* _Set task_
Type out the complete listing below word for word, without its pictures.

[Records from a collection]
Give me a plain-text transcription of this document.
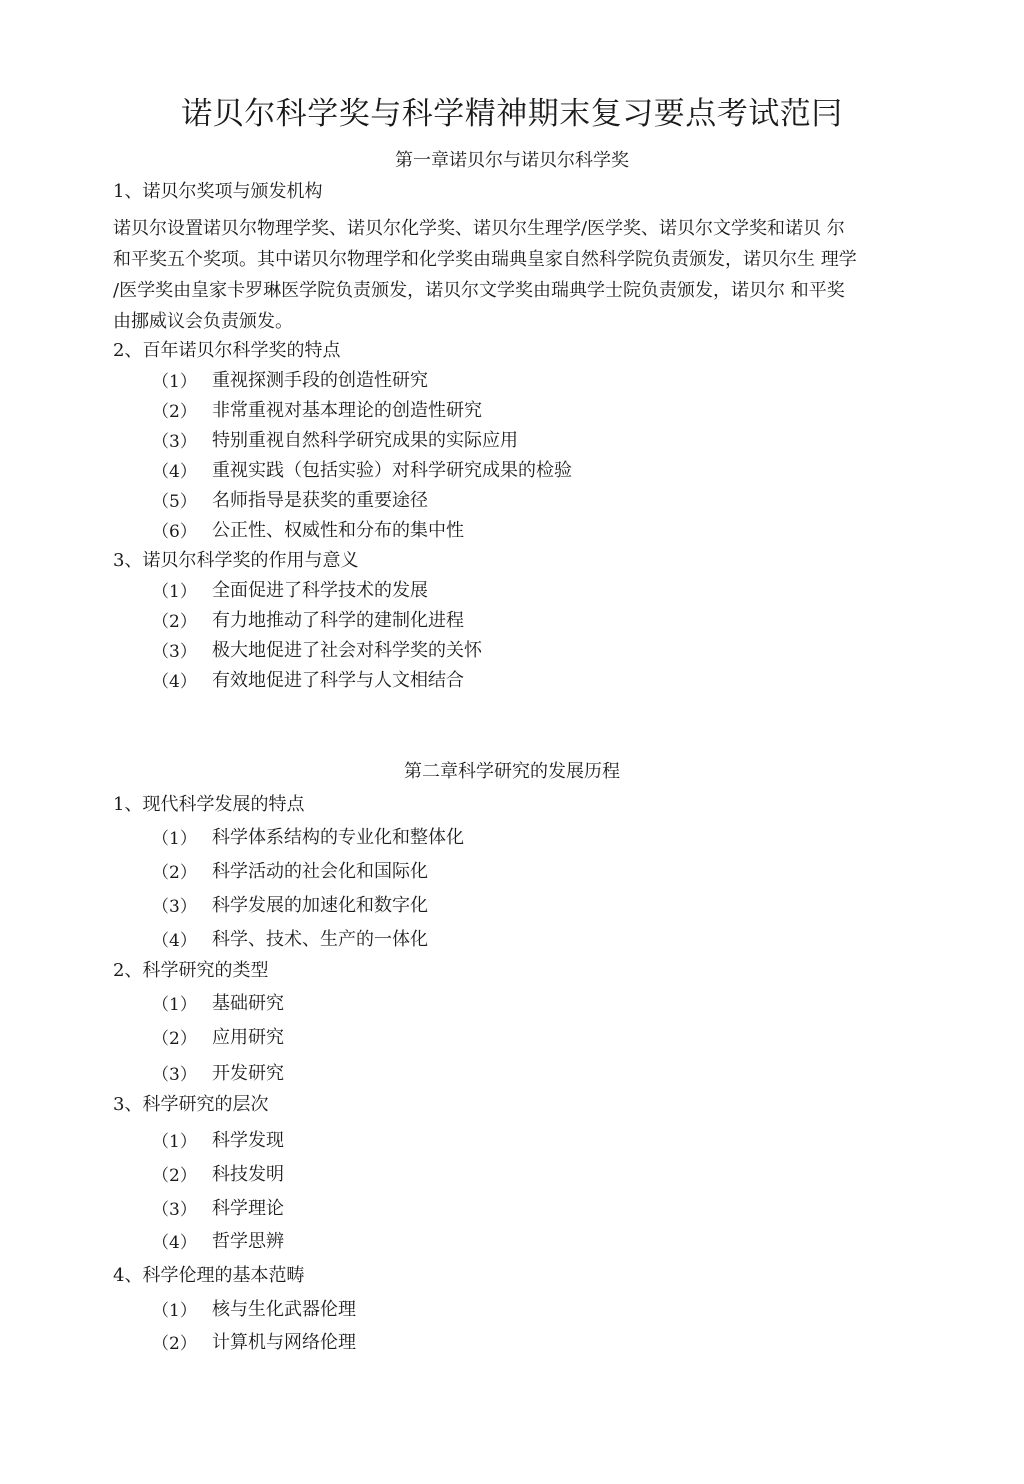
诺贝尔科学奖与科学精神期末复习要点考试范冃
第一章诺贝尔与诺贝尔科学奖
1、诺贝尔奖项与颁发机构
诺贝尔设置诺贝尔物理学奖、诺贝尔化学奖、诺贝尔生理学/医学奖、诺贝尔文学奖和诺贝 尔
和平奖五个奖项。其中诺贝尔物理学和化学奖由瑞典皇家自然科学院负责颁发，诺贝尔生 理学
/医学奖由皇家卡罗琳医学院负责颁发，诺贝尔文学奖由瑞典学士院负责颁发，诺贝尔 和平奖
由挪威议会负责颁发。
2、百年诺贝尔科学奖的特点
（1） 重视探测手段的创造性研究
（2） 非常重视对基本理论的创造性研究
（3） 特别重视自然科学研究成果的实际应用
（4） 重视实践（包括实验）对科学研究成果的检验
（5） 名师指导是获奖的重要途径
（6） 公正性、权威性和分布的集中性
3、诺贝尔科学奖的作用与意义
（1） 全面促进了科学技术的发展
（2） 有力地推动了科学的建制化进程
（3） 极大地促进了社会对科学奖的关怀
（4） 有效地促进了科学与人文相结合
第二章科学研究的发展历程
1、现代科学发展的特点
（1） 科学体系结构的专业化和整体化
（2） 科学活动的社会化和国际化
（3） 科学发展的加速化和数字化
（4） 科学、技术、生产的一体化
2、科学研究的类型
（1） 基础研究
（2） 应用研究
（3） 开发研究
3、科学研究的层次
（1） 科学发现
（2） 科技发明
（3） 科学理论
（4） 哲学思辨
4、科学伦理的基本范畴
（1） 核与生化武器伦理
（2） 计算机与网络伦理
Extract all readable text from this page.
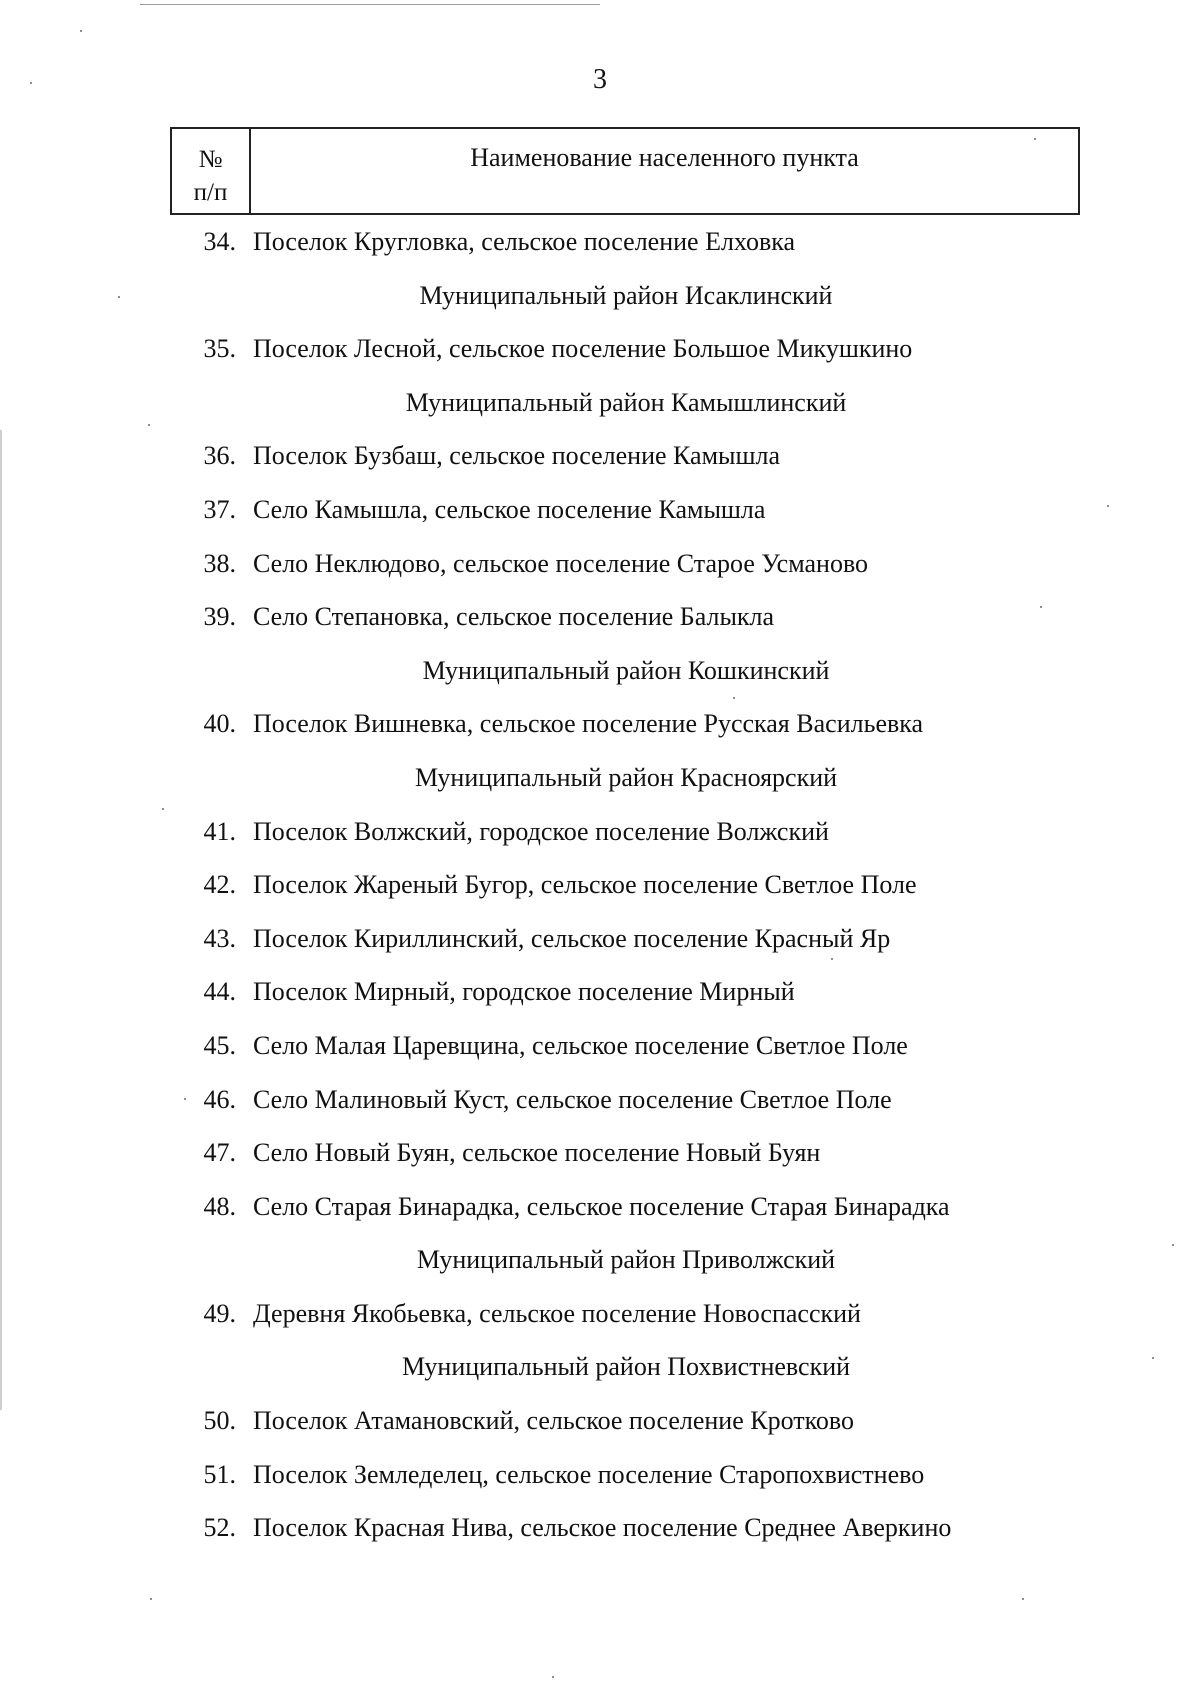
3
№
п/п
Наименование населенного пункта
34. Поселок Кругловка, сельское поселение Елховка
Муниципальный район Исаклинский
35. Поселок Лесной, сельское поселение Большое Микушкино
Муниципальный район Камышлинский
36. Поселок Бузбаш, сельское поселение Камышла
37. Село Камышла, сельское поселение Камышла
38. Село Неклюдово, сельское поселение Старое Усманово
39. Село Степановка, сельское поселение Балыкла
Муниципальный район Кошкинский
40. Поселок Вишневка, сельское поселение Русская Васильевка
Муниципальный район Красноярский
41. Поселок Волжский, городское поселение Волжский
42. Поселок Жареный Бугор, сельское поселение Светлое Поле
43. Поселок Кириллинский, сельское поселение Красный Яр
44. Поселок Мирный, городское поселение Мирный
45. Село Малая Царевщина, сельское поселение Светлое Поле
46. Село Малиновый Куст, сельское поселение Светлое Поле
47. Село Новый Буян, сельское поселение Новый Буян
48. Село Старая Бинарадка, сельское поселение Старая Бинарадка
Муниципальный район Приволжский
49. Деревня Якобьевка, сельское поселение Новоспасский
Муниципальный район Похвистневский
50. Поселок Атамановский, сельское поселение Кротково
51. Поселок Земледелец, сельское поселение Старопохвистнево
52. Поселок Красная Нива, сельское поселение Среднее Аверкино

* _Task solution_
Give me a plain-text transcription of this document.
诺贝尔科学奖与科学精神期末复习要点考试范冃
第一章诺贝尔与诺贝尔科学奖
1、诺贝尔奖项与颁发机构
诺贝尔设置诺贝尔物理学奖、诺贝尔化学奖、诺贝尔生理学/医学奖、诺贝尔文学奖和诺贝 尔
和平奖五个奖项。其中诺贝尔物理学和化学奖由瑞典皇家自然科学院负责颁发，诺贝尔生 理学
/医学奖由皇家卡罗琳医学院负责颁发，诺贝尔文学奖由瑞典学士院负责颁发，诺贝尔 和平奖
由挪威议会负责颁发。
2、百年诺贝尔科学奖的特点
（1） 重视探测手段的创造性研究
（2） 非常重视对基本理论的创造性研究
（3） 特别重视自然科学研究成果的实际应用
（4） 重视实践（包括实验）对科学研究成果的检验
（5） 名师指导是获奖的重要途径
（6） 公正性、权威性和分布的集中性
3、诺贝尔科学奖的作用与意义
（1） 全面促进了科学技术的发展
（2） 有力地推动了科学的建制化进程
（3） 极大地促进了社会对科学奖的关怀
（4） 有效地促进了科学与人文相结合
第二章科学研究的发展历程
1、现代科学发展的特点
（1） 科学体系结构的专业化和整体化
（2） 科学活动的社会化和国际化
（3） 科学发展的加速化和数字化
（4） 科学、技术、生产的一体化
2、科学研究的类型
（1） 基础研究
（2） 应用研究
（3） 开发研究
3、科学研究的层次
（1） 科学发现
（2） 科技发明
（3） 科学理论
（4） 哲学思辨
4、科学伦理的基本范畴
（1） 核与生化武器伦理
（2） 计算机与网络伦理
Extract all readable text from this page.
3
№
п/п
Наименование населенного пункта
34. Поселок Кругловка, сельское поселение Елховка
Муниципальный район Исаклинский
35. Поселок Лесной, сельское поселение Большое Микушкино
Муниципальный район Камышлинский
36. Поселок Бузбаш, сельское поселение Камышла
37. Село Камышла, сельское поселение Камышла
38. Село Неклюдово, сельское поселение Старое Усманово
39. Село Степановка, сельское поселение Балыкла
Муниципальный район Кошкинский
40. Поселок Вишневка, сельское поселение Русская Васильевка
Муниципальный район Красноярский
41. Поселок Волжский, городское поселение Волжский
42. Поселок Жареный Бугор, сельское поселение Светлое Поле
43. Поселок Кириллинский, сельское поселение Красный Яр
44. Поселок Мирный, городское поселение Мирный
45. Село Малая Царевщина, сельское поселение Светлое Поле
46. Село Малиновый Куст, сельское поселение Светлое Поле
47. Село Новый Буян, сельское поселение Новый Буян
48. Село Старая Бинарадка, сельское поселение Старая Бинарадка
Муниципальный район Приволжский
49. Деревня Якобьевка, сельское поселение Новоспасский
Муниципальный район Похвистневский
50. Поселок Атамановский, сельское поселение Кротково
51. Поселок Земледелец, сельское поселение Старопохвистнево
52. Поселок Красная Нива, сельское поселение Среднее Аверкино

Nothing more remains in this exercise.